__Assignment__: Without changing a single word, set down all of the records.

===== Data excerpts =====

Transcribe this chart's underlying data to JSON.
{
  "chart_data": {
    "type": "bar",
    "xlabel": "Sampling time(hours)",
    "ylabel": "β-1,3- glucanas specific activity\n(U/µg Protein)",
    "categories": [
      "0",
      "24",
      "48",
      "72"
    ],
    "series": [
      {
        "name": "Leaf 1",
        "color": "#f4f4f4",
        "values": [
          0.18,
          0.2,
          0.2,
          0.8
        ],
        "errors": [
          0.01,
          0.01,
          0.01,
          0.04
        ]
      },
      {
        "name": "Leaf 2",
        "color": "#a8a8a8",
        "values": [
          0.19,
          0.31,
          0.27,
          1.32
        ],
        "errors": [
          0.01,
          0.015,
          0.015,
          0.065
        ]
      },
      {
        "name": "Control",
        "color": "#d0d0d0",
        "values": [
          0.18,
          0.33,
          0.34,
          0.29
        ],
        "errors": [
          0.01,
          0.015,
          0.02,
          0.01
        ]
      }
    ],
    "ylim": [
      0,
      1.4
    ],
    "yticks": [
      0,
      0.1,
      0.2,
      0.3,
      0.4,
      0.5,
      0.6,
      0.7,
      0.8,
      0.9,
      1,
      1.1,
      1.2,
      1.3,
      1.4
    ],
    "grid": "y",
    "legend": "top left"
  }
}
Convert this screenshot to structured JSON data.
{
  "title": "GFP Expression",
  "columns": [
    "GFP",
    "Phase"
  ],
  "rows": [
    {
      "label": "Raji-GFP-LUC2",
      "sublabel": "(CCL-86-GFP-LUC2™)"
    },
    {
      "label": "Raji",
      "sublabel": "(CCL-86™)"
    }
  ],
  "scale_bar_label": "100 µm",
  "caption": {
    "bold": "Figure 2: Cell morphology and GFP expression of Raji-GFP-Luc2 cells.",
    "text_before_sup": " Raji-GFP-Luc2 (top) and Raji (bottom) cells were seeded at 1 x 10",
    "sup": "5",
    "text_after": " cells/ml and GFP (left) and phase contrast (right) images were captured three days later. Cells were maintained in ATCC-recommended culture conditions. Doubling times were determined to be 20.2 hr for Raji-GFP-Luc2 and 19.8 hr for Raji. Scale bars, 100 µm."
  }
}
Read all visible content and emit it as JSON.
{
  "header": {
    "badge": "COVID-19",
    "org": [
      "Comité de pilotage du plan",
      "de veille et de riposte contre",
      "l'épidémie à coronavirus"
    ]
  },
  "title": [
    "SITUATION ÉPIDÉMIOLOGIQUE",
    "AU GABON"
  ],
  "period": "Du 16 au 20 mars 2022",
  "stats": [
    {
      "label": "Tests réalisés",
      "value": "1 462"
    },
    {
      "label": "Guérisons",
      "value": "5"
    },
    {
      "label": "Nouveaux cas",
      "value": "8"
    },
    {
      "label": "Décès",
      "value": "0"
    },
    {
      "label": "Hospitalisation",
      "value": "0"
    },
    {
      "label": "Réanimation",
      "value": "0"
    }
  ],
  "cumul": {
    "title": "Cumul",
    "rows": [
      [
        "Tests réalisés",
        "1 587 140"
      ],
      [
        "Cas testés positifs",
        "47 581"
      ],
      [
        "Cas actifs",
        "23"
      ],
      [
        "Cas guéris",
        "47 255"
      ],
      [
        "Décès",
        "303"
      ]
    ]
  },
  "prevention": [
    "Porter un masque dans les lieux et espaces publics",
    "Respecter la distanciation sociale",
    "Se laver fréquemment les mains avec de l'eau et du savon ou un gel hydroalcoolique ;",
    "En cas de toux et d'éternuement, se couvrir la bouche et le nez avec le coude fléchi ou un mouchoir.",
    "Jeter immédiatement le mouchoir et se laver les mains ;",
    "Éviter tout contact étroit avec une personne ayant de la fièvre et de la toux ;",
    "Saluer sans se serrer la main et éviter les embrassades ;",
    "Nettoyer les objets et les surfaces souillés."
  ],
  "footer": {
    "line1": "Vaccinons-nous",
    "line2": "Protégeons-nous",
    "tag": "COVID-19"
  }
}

=====

__Written solution__:
Transcribe this chart's underlying data to JSON.
{
  "chart_data": {
    "type": "bar",
    "xlabel": "Sampling time(hours)",
    "ylabel": "β-1,3- glucanas specific activity\n(U/µg Protein)",
    "categories": [
      "0",
      "24",
      "48",
      "72"
    ],
    "series": [
      {
        "name": "Leaf 1",
        "color": "#f4f4f4",
        "values": [
          0.18,
          0.2,
          0.2,
          0.8
        ],
        "errors": [
          0.01,
          0.01,
          0.01,
          0.04
        ]
      },
      {
        "name": "Leaf 2",
        "color": "#a8a8a8",
        "values": [
          0.19,
          0.31,
          0.27,
          1.32
        ],
        "errors": [
          0.01,
          0.015,
          0.015,
          0.065
        ]
      },
      {
        "name": "Control",
        "color": "#d0d0d0",
        "values": [
          0.18,
          0.33,
          0.34,
          0.29
        ],
        "errors": [
          0.01,
          0.015,
          0.02,
          0.01
        ]
      }
    ],
    "ylim": [
      0,
      1.4
    ],
    "yticks": [
      0,
      0.1,
      0.2,
      0.3,
      0.4,
      0.5,
      0.6,
      0.7,
      0.8,
      0.9,
      1,
      1.1,
      1.2,
      1.3,
      1.4
    ],
    "grid": "y",
    "legend": "top left"
  }
}
Convert this screenshot to structured JSON data.
{
  "title": "GFP Expression",
  "columns": [
    "GFP",
    "Phase"
  ],
  "rows": [
    {
      "label": "Raji-GFP-LUC2",
      "sublabel": "(CCL-86-GFP-LUC2™)"
    },
    {
      "label": "Raji",
      "sublabel": "(CCL-86™)"
    }
  ],
  "scale_bar_label": "100 µm",
  "caption": {
    "bold": "Figure 2: Cell morphology and GFP expression of Raji-GFP-Luc2 cells.",
    "text_before_sup": " Raji-GFP-Luc2 (top) and Raji (bottom) cells were seeded at 1 x 10",
    "sup": "5",
    "text_after": " cells/ml and GFP (left) and phase contrast (right) images were captured three days later. Cells were maintained in ATCC-recommended culture conditions. Doubling times were determined to be 20.2 hr for Raji-GFP-Luc2 and 19.8 hr for Raji. Scale bars, 100 µm."
  }
}
Read all visible content and emit it as JSON.
{
  "header": {
    "badge": "COVID-19",
    "org": [
      "Comité de pilotage du plan",
      "de veille et de riposte contre",
      "l'épidémie à coronavirus"
    ]
  },
  "title": [
    "SITUATION ÉPIDÉMIOLOGIQUE",
    "AU GABON"
  ],
  "period": "Du 16 au 20 mars 2022",
  "stats": [
    {
      "label": "Tests réalisés",
      "value": "1 462"
    },
    {
      "label": "Guérisons",
      "value": "5"
    },
    {
      "label": "Nouveaux cas",
      "value": "8"
    },
    {
      "label": "Décès",
      "value": "0"
    },
    {
      "label": "Hospitalisation",
      "value": "0"
    },
    {
      "label": "Réanimation",
      "value": "0"
    }
  ],
  "cumul": {
    "title": "Cumul",
    "rows": [
      [
        "Tests réalisés",
        "1 587 140"
      ],
      [
        "Cas testés positifs",
        "47 581"
      ],
      [
        "Cas actifs",
        "23"
      ],
      [
        "Cas guéris",
        "47 255"
      ],
      [
        "Décès",
        "303"
      ]
    ]
  },
  "prevention": [
    "Porter un masque dans les lieux et espaces publics",
    "Respecter la distanciation sociale",
    "Se laver fréquemment les mains avec de l'eau et du savon ou un gel hydroalcoolique ;",
    "En cas de toux et d'éternuement, se couvrir la bouche et le nez avec le coude fléchi ou un mouchoir.",
    "Jeter immédiatement le mouchoir et se laver les mains ;",
    "Éviter tout contact étroit avec une personne ayant de la fièvre et de la toux ;",
    "Saluer sans se serrer la main et éviter les embrassades ;",
    "Nettoyer les objets et les surfaces souillés."
  ],
  "footer": {
    "line1": "Vaccinons-nous",
    "line2": "Protégeons-nous",
    "tag": "COVID-19"
  }
}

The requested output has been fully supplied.